» **DESCRIPTION OF THE TASK**: Could you transcribe the material below exactly, without leaving out a single line?

#### SUPPLIED INFORMATION

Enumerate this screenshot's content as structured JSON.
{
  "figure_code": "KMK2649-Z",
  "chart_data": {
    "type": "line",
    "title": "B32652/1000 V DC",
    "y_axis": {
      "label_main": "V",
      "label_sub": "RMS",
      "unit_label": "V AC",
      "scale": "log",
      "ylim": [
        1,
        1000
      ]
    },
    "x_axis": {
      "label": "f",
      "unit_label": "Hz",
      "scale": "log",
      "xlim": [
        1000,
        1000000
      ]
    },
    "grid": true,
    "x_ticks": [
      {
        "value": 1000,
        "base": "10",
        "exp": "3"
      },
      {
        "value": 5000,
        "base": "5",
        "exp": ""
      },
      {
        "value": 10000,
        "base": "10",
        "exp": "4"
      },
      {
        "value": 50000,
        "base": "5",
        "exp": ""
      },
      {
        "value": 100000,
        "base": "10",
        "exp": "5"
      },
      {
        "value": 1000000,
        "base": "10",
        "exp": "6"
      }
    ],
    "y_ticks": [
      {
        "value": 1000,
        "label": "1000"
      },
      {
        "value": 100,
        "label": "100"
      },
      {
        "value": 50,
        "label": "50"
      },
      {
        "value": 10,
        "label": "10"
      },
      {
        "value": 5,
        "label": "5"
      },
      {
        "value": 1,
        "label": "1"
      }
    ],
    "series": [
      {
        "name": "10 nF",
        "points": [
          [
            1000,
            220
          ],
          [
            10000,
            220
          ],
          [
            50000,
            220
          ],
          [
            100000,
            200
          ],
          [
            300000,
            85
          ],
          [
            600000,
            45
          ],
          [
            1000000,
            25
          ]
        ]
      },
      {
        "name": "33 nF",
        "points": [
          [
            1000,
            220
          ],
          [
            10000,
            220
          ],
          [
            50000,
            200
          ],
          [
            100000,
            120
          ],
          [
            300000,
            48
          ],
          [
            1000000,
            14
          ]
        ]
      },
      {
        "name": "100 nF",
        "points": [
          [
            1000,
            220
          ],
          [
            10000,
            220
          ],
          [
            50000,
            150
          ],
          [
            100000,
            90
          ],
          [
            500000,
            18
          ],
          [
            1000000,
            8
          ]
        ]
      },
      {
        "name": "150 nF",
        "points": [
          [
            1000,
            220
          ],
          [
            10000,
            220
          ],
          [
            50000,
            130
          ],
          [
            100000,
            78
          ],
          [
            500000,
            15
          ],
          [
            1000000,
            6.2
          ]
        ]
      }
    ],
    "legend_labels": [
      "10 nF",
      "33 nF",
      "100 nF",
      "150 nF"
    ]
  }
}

########

» **ANSWER TO THIS EXERCISE**:
Enumerate this screenshot's content as structured JSON.
{
  "figure_code": "KMK2649-Z",
  "chart_data": {
    "type": "line",
    "title": "B32652/1000 V DC",
    "y_axis": {
      "label_main": "V",
      "label_sub": "RMS",
      "unit_label": "V AC",
      "scale": "log",
      "ylim": [
        1,
        1000
      ]
    },
    "x_axis": {
      "label": "f",
      "unit_label": "Hz",
      "scale": "log",
      "xlim": [
        1000,
        1000000
      ]
    },
    "grid": true,
    "x_ticks": [
      {
        "value": 1000,
        "base": "10",
        "exp": "3"
      },
      {
        "value": 5000,
        "base": "5",
        "exp": ""
      },
      {
        "value": 10000,
        "base": "10",
        "exp": "4"
      },
      {
        "value": 50000,
        "base": "5",
        "exp": ""
      },
      {
        "value": 100000,
        "base": "10",
        "exp": "5"
      },
      {
        "value": 1000000,
        "base": "10",
        "exp": "6"
      }
    ],
    "y_ticks": [
      {
        "value": 1000,
        "label": "1000"
      },
      {
        "value": 100,
        "label": "100"
      },
      {
        "value": 50,
        "label": "50"
      },
      {
        "value": 10,
        "label": "10"
      },
      {
        "value": 5,
        "label": "5"
      },
      {
        "value": 1,
        "label": "1"
      }
    ],
    "series": [
      {
        "name": "10 nF",
        "points": [
          [
            1000,
            220
          ],
          [
            10000,
            220
          ],
          [
            50000,
            220
          ],
          [
            100000,
            200
          ],
          [
            300000,
            85
          ],
          [
            600000,
            45
          ],
          [
            1000000,
            25
          ]
        ]
      },
      {
        "name": "33 nF",
        "points": [
          [
            1000,
            220
          ],
          [
            10000,
            220
          ],
          [
            50000,
            200
          ],
          [
            100000,
            120
          ],
          [
            300000,
            48
          ],
          [
            1000000,
            14
          ]
        ]
      },
      {
        "name": "100 nF",
        "points": [
          [
            1000,
            220
          ],
          [
            10000,
            220
          ],
          [
            50000,
            150
          ],
          [
            100000,
            90
          ],
          [
            500000,
            18
          ],
          [
            1000000,
            8
          ]
        ]
      },
      {
        "name": "150 nF",
        "points": [
          [
            1000,
            220
          ],
          [
            10000,
            220
          ],
          [
            50000,
            130
          ],
          [
            100000,
            78
          ],
          [
            500000,
            15
          ],
          [
            1000000,
            6.2
          ]
        ]
      }
    ],
    "legend_labels": [
      "10 nF",
      "33 nF",
      "100 nF",
      "150 nF"
    ]
  }
}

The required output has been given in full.